Starting from the line containing "What text is on this page?", write out every remaining line exactly, the last one included.

-- BEGIN EXCERPTED RECORDS --

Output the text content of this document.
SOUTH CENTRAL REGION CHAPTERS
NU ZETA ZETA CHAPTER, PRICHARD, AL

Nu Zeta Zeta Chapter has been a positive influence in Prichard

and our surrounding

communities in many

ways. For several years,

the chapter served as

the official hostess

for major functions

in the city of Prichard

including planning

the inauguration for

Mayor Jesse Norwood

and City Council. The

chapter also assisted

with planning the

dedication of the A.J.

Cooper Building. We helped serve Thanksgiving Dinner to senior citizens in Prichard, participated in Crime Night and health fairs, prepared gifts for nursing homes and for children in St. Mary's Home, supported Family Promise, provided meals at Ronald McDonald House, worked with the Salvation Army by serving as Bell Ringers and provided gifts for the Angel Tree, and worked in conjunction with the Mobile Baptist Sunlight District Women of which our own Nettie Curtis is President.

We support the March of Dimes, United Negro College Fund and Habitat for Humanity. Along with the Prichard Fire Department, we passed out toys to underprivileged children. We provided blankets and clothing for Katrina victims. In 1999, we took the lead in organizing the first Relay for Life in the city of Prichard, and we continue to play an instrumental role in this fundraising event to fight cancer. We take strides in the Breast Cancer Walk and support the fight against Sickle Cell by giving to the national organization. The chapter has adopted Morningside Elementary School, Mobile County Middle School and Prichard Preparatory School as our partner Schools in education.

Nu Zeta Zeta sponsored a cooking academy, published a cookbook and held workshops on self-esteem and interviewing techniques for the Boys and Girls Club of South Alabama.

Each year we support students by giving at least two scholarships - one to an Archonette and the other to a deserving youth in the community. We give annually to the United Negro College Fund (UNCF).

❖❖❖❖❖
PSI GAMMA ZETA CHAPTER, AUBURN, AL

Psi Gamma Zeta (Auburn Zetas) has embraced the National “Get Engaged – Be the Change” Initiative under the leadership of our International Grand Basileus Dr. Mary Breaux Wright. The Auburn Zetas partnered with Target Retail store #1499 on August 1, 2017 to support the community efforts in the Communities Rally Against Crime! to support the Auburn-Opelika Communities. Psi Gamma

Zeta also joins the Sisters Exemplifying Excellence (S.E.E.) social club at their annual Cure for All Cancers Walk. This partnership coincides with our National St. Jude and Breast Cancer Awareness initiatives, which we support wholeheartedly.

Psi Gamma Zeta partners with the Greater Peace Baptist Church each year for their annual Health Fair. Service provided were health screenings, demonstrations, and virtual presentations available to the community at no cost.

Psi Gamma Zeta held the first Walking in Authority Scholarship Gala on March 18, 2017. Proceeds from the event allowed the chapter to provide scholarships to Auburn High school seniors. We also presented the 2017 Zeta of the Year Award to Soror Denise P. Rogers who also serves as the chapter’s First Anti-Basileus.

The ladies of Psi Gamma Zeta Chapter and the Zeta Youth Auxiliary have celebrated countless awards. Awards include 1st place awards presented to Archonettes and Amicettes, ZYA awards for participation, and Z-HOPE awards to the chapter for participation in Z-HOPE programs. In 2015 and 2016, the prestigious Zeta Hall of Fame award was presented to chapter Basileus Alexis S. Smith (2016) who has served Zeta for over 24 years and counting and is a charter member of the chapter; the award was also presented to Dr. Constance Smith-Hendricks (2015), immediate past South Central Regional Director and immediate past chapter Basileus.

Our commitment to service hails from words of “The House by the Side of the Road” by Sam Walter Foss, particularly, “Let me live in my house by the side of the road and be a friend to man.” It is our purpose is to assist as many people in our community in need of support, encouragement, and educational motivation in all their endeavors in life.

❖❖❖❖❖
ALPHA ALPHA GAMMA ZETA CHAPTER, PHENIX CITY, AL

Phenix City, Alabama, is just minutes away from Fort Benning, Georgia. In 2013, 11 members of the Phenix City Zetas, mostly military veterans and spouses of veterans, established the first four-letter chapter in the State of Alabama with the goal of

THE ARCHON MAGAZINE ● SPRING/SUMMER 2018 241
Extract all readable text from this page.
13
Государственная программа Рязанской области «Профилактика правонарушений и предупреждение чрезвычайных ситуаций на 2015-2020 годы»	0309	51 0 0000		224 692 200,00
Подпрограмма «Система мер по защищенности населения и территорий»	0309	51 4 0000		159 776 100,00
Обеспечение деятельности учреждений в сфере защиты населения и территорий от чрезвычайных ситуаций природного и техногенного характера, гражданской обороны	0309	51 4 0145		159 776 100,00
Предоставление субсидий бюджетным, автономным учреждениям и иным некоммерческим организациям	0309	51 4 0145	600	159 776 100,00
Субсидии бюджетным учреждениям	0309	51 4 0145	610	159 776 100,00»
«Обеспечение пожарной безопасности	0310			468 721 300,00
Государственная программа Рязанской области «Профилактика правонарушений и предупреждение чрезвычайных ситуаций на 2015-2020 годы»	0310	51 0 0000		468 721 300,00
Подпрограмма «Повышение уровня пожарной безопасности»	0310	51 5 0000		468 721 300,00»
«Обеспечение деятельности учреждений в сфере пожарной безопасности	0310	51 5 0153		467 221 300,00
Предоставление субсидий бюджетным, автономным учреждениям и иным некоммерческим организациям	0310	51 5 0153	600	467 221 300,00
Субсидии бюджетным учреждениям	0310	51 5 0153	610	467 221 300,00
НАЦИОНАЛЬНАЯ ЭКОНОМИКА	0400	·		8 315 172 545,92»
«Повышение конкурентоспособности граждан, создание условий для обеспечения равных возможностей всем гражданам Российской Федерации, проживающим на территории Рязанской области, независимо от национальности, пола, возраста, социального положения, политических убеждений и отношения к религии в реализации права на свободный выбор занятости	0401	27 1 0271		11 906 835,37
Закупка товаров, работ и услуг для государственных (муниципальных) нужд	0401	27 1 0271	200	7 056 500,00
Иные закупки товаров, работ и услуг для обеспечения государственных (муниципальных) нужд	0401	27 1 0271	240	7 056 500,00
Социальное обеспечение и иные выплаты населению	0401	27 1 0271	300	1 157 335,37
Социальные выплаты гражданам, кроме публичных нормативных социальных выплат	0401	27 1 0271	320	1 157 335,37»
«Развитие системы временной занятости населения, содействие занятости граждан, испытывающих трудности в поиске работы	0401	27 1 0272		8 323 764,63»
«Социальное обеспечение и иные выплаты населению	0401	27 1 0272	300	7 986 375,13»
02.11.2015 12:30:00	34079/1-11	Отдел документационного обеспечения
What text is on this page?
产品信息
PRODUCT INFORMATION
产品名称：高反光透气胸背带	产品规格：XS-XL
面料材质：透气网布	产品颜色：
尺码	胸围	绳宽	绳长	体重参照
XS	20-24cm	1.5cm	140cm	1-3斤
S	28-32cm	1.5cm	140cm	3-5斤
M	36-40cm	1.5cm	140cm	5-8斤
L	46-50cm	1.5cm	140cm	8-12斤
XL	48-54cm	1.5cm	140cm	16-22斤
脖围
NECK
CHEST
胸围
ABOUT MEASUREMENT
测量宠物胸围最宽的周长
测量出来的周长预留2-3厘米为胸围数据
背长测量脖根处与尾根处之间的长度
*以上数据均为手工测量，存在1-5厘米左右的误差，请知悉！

-- END EXCERPTED RECORDS --

- FINISHED ANSWER:
What text is on this page?
产品信息
PRODUCT INFORMATION
产品名称：高反光透气胸背带	产品规格：XS-XL
面料材质：透气网布	产品颜色：
尺码	胸围	绳宽	绳长	体重参照
XS	20-24cm	1.5cm	140cm	1-3斤
S	28-32cm	1.5cm	140cm	3-5斤
M	36-40cm	1.5cm	140cm	5-8斤
L	46-50cm	1.5cm	140cm	8-12斤
XL	48-54cm	1.5cm	140cm	16-22斤
脖围
NECK
CHEST
胸围
ABOUT MEASUREMENT
测量宠物胸围最宽的周长
测量出来的周长预留2-3厘米为胸围数据
背长测量脖根处与尾根处之间的长度
*以上数据均为手工测量，存在1-5厘米左右的误差，请知悉！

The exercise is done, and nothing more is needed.